## WHAT IS REQUIRED
Copy exactly the run of lines that begins at the line with "Serialize everything readable" and ends at the final line of the entries.

## LISTED RECORDS
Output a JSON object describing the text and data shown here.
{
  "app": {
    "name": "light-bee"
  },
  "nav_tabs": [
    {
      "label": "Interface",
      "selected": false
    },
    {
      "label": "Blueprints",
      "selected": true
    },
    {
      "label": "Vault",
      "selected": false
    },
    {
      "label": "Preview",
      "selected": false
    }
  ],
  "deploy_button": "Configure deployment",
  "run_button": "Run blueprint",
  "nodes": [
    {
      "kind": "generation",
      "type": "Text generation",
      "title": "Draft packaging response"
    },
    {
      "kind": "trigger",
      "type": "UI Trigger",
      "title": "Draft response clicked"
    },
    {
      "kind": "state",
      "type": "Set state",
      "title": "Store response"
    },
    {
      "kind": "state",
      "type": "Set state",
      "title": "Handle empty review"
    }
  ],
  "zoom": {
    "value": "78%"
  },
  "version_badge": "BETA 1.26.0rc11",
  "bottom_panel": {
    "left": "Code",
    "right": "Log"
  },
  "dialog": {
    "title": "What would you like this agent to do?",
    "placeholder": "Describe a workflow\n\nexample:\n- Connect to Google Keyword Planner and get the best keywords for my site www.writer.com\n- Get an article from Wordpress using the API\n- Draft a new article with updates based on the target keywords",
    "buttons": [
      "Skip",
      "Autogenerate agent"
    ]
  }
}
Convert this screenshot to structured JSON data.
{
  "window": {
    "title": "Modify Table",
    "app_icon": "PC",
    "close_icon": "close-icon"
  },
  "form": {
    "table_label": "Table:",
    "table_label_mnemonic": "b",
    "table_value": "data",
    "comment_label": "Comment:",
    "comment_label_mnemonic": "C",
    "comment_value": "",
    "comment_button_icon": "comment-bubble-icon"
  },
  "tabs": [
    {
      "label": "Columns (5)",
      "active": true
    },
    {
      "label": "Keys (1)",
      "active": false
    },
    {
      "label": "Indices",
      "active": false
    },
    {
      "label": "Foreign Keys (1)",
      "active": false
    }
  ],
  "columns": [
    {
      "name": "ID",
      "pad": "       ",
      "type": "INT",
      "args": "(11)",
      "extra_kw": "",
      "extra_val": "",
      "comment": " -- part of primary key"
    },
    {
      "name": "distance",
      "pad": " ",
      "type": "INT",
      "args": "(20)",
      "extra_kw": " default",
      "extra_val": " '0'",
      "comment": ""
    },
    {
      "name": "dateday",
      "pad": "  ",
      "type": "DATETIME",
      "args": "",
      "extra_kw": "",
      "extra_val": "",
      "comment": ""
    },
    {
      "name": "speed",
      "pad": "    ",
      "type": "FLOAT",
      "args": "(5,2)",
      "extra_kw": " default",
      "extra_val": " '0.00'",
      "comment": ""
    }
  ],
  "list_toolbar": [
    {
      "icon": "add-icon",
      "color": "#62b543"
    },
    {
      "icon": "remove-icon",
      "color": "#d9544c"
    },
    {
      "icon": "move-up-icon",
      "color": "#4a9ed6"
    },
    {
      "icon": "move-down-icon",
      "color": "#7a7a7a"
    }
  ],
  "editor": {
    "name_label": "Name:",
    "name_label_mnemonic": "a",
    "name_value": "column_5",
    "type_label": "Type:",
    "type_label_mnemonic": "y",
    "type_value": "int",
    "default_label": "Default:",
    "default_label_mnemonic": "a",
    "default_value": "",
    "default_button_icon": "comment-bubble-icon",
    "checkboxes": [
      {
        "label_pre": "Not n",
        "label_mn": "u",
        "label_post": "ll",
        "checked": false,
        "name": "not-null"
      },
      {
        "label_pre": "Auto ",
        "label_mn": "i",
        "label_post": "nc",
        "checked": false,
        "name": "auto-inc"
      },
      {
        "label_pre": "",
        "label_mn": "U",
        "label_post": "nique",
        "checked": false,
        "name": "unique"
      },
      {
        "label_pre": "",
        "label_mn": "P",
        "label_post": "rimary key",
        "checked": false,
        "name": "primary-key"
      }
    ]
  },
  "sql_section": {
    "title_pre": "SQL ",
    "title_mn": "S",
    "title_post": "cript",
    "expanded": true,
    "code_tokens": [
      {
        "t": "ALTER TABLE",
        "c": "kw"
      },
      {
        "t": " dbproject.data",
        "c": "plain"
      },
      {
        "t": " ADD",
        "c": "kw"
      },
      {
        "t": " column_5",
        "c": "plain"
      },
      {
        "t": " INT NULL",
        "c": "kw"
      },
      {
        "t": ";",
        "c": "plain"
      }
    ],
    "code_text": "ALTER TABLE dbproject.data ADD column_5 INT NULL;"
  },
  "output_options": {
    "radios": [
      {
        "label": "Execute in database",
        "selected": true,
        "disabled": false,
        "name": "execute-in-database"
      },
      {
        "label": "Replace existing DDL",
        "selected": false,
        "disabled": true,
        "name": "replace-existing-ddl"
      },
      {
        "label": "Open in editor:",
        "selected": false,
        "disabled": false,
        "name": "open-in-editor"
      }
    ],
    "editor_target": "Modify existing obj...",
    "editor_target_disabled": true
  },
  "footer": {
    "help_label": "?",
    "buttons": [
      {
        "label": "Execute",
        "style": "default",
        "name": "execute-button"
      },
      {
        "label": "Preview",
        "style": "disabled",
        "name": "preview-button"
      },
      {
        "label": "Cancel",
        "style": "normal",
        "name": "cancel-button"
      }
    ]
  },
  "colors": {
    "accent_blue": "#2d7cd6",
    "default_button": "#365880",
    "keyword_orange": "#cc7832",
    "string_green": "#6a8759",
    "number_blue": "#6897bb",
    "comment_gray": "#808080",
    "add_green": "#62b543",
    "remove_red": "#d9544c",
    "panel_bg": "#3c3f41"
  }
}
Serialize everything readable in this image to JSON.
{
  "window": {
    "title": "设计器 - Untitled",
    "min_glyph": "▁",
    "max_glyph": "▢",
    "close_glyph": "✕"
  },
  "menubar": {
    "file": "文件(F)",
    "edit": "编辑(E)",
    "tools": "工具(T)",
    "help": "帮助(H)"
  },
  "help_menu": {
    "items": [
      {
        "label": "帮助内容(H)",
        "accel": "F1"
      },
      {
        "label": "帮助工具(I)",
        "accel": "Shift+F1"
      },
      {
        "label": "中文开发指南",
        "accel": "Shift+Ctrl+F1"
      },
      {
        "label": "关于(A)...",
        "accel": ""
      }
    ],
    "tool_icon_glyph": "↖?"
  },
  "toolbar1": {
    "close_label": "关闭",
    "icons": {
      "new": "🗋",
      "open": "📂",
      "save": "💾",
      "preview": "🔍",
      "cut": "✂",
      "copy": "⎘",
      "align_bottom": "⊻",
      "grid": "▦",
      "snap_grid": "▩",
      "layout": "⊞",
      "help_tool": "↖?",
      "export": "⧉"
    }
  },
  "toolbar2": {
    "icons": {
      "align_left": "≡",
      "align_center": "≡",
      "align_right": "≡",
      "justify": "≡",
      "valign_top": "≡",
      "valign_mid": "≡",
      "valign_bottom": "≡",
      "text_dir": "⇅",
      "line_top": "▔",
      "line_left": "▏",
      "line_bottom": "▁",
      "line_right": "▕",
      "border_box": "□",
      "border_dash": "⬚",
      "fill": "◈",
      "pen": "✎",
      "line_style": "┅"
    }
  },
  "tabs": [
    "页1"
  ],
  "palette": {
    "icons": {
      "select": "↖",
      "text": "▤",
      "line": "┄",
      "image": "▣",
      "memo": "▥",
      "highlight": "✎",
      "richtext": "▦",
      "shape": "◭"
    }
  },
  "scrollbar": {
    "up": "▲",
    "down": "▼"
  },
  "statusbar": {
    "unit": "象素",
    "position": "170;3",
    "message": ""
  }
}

## EXERCISE SOLUTION
Serialize everything readable in this image to JSON.
{
  "window": {
    "title": "设计器 - Untitled",
    "min_glyph": "▁",
    "max_glyph": "▢",
    "close_glyph": "✕"
  },
  "menubar": {
    "file": "文件(F)",
    "edit": "编辑(E)",
    "tools": "工具(T)",
    "help": "帮助(H)"
  },
  "help_menu": {
    "items": [
      {
        "label": "帮助内容(H)",
        "accel": "F1"
      },
      {
        "label": "帮助工具(I)",
        "accel": "Shift+F1"
      },
      {
        "label": "中文开发指南",
        "accel": "Shift+Ctrl+F1"
      },
      {
        "label": "关于(A)...",
        "accel": ""
      }
    ],
    "tool_icon_glyph": "↖?"
  },
  "toolbar1": {
    "close_label": "关闭",
    "icons": {
      "new": "🗋",
      "open": "📂",
      "save": "💾",
      "preview": "🔍",
      "cut": "✂",
      "copy": "⎘",
      "align_bottom": "⊻",
      "grid": "▦",
      "snap_grid": "▩",
      "layout": "⊞",
      "help_tool": "↖?",
      "export": "⧉"
    }
  },
  "toolbar2": {
    "icons": {
      "align_left": "≡",
      "align_center": "≡",
      "align_right": "≡",
      "justify": "≡",
      "valign_top": "≡",
      "valign_mid": "≡",
      "valign_bottom": "≡",
      "text_dir": "⇅",
      "line_top": "▔",
      "line_left": "▏",
      "line_bottom": "▁",
      "line_right": "▕",
      "border_box": "□",
      "border_dash": "⬚",
      "fill": "◈",
      "pen": "✎",
      "line_style": "┅"
    }
  },
  "tabs": [
    "页1"
  ],
  "palette": {
    "icons": {
      "select": "↖",
      "text": "▤",
      "line": "┄",
      "image": "▣",
      "memo": "▥",
      "highlight": "✎",
      "richtext": "▦",
      "shape": "◭"
    }
  },
  "scrollbar": {
    "up": "▲",
    "down": "▼"
  },
  "statusbar": {
    "unit": "象素",
    "position": "170;3",
    "message": ""
  }
}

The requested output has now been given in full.